### Task requirements:
Print the material verbatim, from its first line up to and including the line that contains "record-button[interactable]: Запись [349,5,455,41]".

### Dataset records:
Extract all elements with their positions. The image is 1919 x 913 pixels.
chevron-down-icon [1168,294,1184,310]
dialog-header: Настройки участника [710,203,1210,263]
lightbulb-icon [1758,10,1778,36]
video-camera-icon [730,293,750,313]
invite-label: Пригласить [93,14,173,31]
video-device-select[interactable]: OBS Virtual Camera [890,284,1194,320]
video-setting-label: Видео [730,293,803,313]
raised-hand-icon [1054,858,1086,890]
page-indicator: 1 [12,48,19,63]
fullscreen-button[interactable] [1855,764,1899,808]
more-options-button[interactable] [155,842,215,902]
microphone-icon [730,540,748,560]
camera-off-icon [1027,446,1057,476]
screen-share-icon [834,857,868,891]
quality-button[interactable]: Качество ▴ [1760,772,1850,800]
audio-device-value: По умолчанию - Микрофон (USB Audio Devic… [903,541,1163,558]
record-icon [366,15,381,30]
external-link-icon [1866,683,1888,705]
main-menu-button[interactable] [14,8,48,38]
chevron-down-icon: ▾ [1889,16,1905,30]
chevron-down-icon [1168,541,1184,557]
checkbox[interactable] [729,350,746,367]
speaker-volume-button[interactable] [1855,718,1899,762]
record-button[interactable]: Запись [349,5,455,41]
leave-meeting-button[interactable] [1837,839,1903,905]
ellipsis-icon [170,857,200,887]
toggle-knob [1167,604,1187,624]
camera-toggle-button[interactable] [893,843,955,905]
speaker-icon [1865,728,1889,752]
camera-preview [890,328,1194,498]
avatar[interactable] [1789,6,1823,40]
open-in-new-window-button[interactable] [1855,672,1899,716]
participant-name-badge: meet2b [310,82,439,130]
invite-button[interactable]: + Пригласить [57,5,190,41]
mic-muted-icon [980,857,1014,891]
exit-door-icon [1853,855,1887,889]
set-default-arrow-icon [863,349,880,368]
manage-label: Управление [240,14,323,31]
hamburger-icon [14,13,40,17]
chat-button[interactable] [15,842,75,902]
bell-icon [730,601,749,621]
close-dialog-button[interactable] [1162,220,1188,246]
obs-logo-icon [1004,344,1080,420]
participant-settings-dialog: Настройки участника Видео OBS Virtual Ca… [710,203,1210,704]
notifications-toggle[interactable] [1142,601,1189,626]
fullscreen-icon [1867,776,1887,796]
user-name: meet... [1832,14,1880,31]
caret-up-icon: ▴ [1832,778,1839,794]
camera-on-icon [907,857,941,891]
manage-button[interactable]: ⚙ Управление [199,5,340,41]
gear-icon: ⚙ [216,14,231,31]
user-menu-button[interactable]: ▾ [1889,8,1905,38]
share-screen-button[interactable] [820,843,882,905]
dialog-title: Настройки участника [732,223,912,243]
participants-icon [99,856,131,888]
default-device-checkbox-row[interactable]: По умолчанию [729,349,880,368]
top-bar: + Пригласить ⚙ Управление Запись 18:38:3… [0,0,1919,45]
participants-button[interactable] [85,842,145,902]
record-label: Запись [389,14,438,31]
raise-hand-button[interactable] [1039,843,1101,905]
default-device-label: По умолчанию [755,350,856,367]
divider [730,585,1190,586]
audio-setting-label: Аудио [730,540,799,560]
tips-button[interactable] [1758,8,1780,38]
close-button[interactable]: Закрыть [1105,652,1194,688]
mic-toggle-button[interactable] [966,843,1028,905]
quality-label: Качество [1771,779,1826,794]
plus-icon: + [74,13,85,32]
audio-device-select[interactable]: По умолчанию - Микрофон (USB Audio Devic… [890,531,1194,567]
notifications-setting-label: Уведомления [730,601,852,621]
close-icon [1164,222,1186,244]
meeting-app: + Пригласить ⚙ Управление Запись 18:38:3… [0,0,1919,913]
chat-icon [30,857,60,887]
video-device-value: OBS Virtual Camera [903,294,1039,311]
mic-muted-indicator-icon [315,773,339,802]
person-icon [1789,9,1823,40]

### Task answer:
Extract all elements with their positions. The image is 1919 x 913 pixels.
chevron-down-icon [1168,294,1184,310]
dialog-header: Настройки участника [710,203,1210,263]
lightbulb-icon [1758,10,1778,36]
video-camera-icon [730,293,750,313]
invite-label: Пригласить [93,14,173,31]
video-device-select[interactable]: OBS Virtual Camera [890,284,1194,320]
video-setting-label: Видео [730,293,803,313]
raised-hand-icon [1054,858,1086,890]
page-indicator: 1 [12,48,19,63]
fullscreen-button[interactable] [1855,764,1899,808]
more-options-button[interactable] [155,842,215,902]
microphone-icon [730,540,748,560]
camera-off-icon [1027,446,1057,476]
screen-share-icon [834,857,868,891]
quality-button[interactable]: Качество ▴ [1760,772,1850,800]
audio-device-value: По умолчанию - Микрофон (USB Audio Devic… [903,541,1163,558]
record-icon [366,15,381,30]
external-link-icon [1866,683,1888,705]
main-menu-button[interactable] [14,8,48,38]
chevron-down-icon: ▾ [1889,16,1905,30]
chevron-down-icon [1168,541,1184,557]
checkbox[interactable] [729,350,746,367]
speaker-volume-button[interactable] [1855,718,1899,762]
record-button[interactable]: Запись [349,5,455,41]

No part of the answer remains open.